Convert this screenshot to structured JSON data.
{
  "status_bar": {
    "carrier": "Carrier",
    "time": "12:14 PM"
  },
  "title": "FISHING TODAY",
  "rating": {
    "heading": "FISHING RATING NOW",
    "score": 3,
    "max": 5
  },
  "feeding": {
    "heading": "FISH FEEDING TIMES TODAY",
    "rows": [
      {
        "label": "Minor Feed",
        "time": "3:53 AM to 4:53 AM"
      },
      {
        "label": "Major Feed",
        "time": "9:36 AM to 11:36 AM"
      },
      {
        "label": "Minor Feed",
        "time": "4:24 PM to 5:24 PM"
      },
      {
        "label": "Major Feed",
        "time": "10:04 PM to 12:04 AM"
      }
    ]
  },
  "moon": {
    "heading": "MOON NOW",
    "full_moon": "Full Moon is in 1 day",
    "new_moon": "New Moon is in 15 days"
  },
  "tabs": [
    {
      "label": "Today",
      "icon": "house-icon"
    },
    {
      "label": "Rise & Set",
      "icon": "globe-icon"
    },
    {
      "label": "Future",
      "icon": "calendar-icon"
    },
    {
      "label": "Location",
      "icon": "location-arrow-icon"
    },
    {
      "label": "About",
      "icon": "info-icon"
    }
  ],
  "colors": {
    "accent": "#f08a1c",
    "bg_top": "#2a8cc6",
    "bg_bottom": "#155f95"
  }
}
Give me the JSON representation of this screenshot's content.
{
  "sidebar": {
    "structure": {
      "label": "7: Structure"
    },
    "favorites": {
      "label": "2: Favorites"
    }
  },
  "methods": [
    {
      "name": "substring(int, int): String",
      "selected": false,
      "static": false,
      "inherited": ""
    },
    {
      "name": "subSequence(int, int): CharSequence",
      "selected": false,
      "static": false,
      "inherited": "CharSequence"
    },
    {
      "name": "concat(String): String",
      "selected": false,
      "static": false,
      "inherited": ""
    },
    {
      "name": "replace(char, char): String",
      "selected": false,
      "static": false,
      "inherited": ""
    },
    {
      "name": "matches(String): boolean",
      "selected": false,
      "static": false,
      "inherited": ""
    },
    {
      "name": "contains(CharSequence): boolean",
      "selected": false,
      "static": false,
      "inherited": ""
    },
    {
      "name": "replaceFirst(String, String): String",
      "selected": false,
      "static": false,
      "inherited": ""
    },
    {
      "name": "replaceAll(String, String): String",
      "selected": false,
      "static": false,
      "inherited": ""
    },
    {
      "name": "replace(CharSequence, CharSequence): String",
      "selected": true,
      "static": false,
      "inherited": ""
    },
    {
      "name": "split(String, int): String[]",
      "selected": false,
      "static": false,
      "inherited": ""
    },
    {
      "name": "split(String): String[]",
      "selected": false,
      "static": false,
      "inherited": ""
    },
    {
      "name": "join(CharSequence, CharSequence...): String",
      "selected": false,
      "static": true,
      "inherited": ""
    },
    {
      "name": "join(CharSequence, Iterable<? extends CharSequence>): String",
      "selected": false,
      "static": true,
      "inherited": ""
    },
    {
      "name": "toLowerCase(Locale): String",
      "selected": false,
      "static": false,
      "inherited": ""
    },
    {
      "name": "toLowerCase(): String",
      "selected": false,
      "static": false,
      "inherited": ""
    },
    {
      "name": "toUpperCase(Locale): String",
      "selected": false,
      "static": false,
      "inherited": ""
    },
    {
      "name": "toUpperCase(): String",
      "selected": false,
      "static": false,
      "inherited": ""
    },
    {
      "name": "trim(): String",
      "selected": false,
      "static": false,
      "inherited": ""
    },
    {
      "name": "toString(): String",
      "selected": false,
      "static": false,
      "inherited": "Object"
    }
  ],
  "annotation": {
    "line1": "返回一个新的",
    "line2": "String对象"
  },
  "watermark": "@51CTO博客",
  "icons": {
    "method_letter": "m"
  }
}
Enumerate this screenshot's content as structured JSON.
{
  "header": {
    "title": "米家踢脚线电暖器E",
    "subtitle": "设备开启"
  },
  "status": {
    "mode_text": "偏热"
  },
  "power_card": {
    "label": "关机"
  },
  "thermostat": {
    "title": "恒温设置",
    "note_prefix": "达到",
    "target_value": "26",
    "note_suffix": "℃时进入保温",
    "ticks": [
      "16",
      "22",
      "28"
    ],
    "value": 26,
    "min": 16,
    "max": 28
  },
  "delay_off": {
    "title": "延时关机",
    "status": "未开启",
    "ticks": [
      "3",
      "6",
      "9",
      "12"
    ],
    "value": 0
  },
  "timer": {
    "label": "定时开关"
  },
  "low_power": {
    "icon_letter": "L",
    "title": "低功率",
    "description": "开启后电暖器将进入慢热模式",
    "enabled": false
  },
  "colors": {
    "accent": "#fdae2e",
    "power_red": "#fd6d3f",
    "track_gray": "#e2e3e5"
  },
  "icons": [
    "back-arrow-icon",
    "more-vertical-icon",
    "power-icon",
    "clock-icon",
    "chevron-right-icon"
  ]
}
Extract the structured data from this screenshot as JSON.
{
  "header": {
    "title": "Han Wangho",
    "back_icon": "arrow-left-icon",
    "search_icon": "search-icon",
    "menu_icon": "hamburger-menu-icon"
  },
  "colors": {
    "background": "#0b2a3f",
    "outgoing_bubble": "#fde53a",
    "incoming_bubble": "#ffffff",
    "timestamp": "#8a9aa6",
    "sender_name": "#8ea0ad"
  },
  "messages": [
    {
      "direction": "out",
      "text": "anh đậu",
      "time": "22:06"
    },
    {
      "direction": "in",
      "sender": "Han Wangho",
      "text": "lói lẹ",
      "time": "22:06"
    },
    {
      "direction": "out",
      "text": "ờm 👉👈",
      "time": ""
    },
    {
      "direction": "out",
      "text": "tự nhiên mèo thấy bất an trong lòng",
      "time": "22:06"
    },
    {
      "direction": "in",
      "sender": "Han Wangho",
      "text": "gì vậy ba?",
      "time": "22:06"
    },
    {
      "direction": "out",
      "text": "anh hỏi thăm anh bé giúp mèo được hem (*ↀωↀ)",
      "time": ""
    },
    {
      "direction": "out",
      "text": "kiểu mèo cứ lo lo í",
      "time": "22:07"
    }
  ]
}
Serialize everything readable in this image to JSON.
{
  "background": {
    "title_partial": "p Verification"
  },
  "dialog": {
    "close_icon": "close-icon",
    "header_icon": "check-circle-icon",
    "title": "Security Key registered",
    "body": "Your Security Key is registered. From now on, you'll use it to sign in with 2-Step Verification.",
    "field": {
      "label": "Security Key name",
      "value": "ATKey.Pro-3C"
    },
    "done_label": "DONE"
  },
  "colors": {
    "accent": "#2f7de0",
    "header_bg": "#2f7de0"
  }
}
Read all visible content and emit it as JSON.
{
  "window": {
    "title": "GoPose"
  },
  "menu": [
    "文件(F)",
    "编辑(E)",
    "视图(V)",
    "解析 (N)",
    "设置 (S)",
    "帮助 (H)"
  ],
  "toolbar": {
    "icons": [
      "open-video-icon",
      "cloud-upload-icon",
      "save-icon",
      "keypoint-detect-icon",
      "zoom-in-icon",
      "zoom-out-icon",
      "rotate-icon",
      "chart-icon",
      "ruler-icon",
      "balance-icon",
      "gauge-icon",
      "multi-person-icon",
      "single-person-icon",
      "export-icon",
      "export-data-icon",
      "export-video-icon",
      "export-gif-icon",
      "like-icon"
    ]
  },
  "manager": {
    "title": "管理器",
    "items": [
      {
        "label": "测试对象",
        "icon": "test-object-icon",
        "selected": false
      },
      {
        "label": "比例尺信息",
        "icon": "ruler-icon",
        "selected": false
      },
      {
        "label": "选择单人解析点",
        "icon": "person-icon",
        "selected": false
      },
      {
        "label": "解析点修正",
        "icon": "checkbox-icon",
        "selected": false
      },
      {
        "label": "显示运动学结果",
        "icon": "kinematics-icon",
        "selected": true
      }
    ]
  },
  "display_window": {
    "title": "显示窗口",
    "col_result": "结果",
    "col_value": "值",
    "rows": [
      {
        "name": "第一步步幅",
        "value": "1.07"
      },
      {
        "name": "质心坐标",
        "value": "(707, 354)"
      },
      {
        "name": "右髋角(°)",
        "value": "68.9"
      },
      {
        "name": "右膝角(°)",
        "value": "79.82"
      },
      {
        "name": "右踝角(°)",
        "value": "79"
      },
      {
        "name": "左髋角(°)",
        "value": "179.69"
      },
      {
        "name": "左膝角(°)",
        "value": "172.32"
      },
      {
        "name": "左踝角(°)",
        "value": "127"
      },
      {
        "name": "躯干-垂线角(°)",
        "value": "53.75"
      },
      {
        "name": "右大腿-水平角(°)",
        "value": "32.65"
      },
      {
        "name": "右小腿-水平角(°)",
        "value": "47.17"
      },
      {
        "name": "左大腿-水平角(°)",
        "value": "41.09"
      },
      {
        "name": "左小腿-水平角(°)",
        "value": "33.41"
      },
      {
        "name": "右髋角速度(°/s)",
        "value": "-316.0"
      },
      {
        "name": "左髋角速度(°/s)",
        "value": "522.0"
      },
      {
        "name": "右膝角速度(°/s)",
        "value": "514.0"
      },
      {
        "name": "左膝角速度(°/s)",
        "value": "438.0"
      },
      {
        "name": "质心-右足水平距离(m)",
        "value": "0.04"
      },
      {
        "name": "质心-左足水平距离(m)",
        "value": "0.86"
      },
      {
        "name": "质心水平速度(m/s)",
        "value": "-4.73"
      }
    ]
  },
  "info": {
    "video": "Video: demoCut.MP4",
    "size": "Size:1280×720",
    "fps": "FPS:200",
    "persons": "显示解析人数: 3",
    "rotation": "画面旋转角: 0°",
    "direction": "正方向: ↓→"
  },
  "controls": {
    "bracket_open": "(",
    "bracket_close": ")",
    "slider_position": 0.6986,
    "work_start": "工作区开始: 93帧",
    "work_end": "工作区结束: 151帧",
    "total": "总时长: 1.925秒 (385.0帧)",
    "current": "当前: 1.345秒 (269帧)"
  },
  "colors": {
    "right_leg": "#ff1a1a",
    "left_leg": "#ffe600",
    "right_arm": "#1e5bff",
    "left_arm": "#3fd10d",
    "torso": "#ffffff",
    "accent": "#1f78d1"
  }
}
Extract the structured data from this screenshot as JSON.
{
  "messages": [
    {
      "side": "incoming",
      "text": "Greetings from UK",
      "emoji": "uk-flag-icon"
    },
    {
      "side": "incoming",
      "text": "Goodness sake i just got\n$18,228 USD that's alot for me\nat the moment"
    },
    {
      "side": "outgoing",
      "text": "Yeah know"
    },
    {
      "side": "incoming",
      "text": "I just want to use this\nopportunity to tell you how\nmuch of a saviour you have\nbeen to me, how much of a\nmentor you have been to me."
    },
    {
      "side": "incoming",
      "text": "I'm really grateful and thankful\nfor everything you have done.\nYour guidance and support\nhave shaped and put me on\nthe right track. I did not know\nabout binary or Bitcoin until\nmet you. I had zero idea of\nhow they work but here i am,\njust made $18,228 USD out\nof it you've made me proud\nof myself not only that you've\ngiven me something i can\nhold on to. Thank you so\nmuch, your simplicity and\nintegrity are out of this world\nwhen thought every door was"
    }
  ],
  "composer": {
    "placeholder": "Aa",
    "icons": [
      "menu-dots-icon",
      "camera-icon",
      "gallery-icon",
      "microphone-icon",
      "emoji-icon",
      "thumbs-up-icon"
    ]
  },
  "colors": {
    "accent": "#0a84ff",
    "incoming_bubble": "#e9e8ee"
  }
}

....................

▶ [Direction]:
Which lines include the word "ffffff"? List them all.

▶ [Solution]:
    "incoming_bubble": "#ffffff",
    "torso": "#ffffff",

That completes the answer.